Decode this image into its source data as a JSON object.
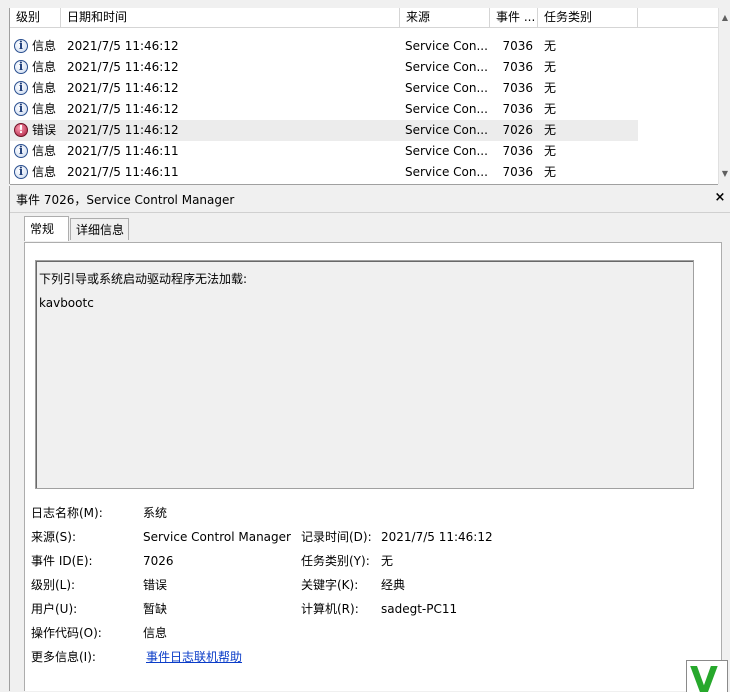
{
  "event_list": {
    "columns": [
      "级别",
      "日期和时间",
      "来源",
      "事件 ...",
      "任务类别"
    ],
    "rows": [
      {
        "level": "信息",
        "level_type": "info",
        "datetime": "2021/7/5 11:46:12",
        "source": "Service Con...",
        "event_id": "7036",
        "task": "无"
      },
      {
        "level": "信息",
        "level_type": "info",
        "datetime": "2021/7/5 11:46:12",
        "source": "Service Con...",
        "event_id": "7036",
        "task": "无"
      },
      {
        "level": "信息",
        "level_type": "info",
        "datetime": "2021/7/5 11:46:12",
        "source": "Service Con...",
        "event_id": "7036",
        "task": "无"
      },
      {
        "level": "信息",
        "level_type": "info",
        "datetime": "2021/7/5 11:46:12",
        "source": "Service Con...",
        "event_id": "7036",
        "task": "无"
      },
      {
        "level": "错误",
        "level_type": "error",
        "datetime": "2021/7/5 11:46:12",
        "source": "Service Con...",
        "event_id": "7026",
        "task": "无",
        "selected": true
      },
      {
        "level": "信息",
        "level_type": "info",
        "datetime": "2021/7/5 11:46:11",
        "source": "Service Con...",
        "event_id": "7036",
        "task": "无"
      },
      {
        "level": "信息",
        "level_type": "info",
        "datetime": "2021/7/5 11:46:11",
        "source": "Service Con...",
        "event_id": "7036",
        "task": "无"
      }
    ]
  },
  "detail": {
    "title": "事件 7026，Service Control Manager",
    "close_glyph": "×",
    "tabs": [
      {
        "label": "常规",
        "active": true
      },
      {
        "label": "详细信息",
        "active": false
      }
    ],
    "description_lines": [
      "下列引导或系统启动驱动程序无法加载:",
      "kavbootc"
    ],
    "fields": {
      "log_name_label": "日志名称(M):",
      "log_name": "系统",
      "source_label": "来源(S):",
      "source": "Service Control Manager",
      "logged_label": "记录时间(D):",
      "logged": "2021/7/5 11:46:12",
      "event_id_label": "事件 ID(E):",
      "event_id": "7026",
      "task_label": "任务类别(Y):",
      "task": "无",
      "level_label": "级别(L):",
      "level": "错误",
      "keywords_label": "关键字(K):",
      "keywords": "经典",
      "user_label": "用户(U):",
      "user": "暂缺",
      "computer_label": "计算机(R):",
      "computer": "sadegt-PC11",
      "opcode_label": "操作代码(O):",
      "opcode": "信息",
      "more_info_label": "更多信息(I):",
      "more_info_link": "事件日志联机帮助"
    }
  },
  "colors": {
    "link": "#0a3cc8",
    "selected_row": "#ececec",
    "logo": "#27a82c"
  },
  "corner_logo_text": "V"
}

▶ **Stated task**
Omit every image. Quote each record exactly.

▶ **Task output**
Decode this image into its source data as a JSON object.
{
  "event_list": {
    "columns": [
      "级别",
      "日期和时间",
      "来源",
      "事件 ...",
      "任务类别"
    ],
    "rows": [
      {
        "level": "信息",
        "level_type": "info",
        "datetime": "2021/7/5 11:46:12",
        "source": "Service Con...",
        "event_id": "7036",
        "task": "无"
      },
      {
        "level": "信息",
        "level_type": "info",
        "datetime": "2021/7/5 11:46:12",
        "source": "Service Con...",
        "event_id": "7036",
        "task": "无"
      },
      {
        "level": "信息",
        "level_type": "info",
        "datetime": "2021/7/5 11:46:12",
        "source": "Service Con...",
        "event_id": "7036",
        "task": "无"
      },
      {
        "level": "信息",
        "level_type": "info",
        "datetime": "2021/7/5 11:46:12",
        "source": "Service Con...",
        "event_id": "7036",
        "task": "无"
      },
      {
        "level": "错误",
        "level_type": "error",
        "datetime": "2021/7/5 11:46:12",
        "source": "Service Con...",
        "event_id": "7026",
        "task": "无",
        "selected": true
      },
      {
        "level": "信息",
        "level_type": "info",
        "datetime": "2021/7/5 11:46:11",
        "source": "Service Con...",
        "event_id": "7036",
        "task": "无"
      },
      {
        "level": "信息",
        "level_type": "info",
        "datetime": "2021/7/5 11:46:11",
        "source": "Service Con...",
        "event_id": "7036",
        "task": "无"
      }
    ]
  },
  "detail": {
    "title": "事件 7026，Service Control Manager",
    "close_glyph": "×",
    "tabs": [
      {
        "label": "常规",
        "active": true
      },
      {
        "label": "详细信息",
        "active": false
      }
    ],
    "description_lines": [
      "下列引导或系统启动驱动程序无法加载:",
      "kavbootc"
    ],
    "fields": {
      "log_name_label": "日志名称(M):",
      "log_name": "系统",
      "source_label": "来源(S):",
      "source": "Service Control Manager",
      "logged_label": "记录时间(D):",
      "logged": "2021/7/5 11:46:12",
      "event_id_label": "事件 ID(E):",
      "event_id": "7026",
      "task_label": "任务类别(Y):",
      "task": "无",
      "level_label": "级别(L):",
      "level": "错误",
      "keywords_label": "关键字(K):",
      "keywords": "经典",
      "user_label": "用户(U):",
      "user": "暂缺",
      "computer_label": "计算机(R):",
      "computer": "sadegt-PC11",
      "opcode_label": "操作代码(O):",
      "opcode": "信息",
      "more_info_label": "更多信息(I):",
      "more_info_link": "事件日志联机帮助"
    }
  },
  "colors": {
    "link": "#0a3cc8",
    "selected_row": "#ececec",
    "logo": "#27a82c"
  },
  "corner_logo_text": "V"
}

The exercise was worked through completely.